* begin *

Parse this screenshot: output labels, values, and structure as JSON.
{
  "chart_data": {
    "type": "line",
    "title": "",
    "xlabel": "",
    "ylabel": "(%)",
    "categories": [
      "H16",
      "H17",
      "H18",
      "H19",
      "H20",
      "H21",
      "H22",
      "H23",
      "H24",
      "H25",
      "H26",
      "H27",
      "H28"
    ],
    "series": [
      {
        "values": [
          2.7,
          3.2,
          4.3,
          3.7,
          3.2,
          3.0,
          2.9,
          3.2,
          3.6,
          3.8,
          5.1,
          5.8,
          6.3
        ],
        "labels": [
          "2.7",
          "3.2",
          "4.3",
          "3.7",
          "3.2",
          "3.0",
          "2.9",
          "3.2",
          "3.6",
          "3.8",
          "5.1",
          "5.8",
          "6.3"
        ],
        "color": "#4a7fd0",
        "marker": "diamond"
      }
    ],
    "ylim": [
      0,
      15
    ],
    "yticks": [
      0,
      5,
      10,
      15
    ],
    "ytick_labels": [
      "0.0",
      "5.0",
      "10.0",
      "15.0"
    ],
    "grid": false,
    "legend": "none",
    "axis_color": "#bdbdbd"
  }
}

* end *

Directions:
Set every line of the listing down word for word.

Worked answer:
Parse this screenshot: output labels, values, and structure as JSON.
{
  "chart_data": {
    "type": "line",
    "title": "",
    "xlabel": "",
    "ylabel": "(%)",
    "categories": [
      "H16",
      "H17",
      "H18",
      "H19",
      "H20",
      "H21",
      "H22",
      "H23",
      "H24",
      "H25",
      "H26",
      "H27",
      "H28"
    ],
    "series": [
      {
        "values": [
          2.7,
          3.2,
          4.3,
          3.7,
          3.2,
          3.0,
          2.9,
          3.2,
          3.6,
          3.8,
          5.1,
          5.8,
          6.3
        ],
        "labels": [
          "2.7",
          "3.2",
          "4.3",
          "3.7",
          "3.2",
          "3.0",
          "2.9",
          "3.2",
          "3.6",
          "3.8",
          "5.1",
          "5.8",
          "6.3"
        ],
        "color": "#4a7fd0",
        "marker": "diamond"
      }
    ],
    "ylim": [
      0,
      15
    ],
    "yticks": [
      0,
      5,
      10,
      15
    ],
    "ytick_labels": [
      "0.0",
      "5.0",
      "10.0",
      "15.0"
    ],
    "grid": false,
    "legend": "none",
    "axis_color": "#bdbdbd"
  }
}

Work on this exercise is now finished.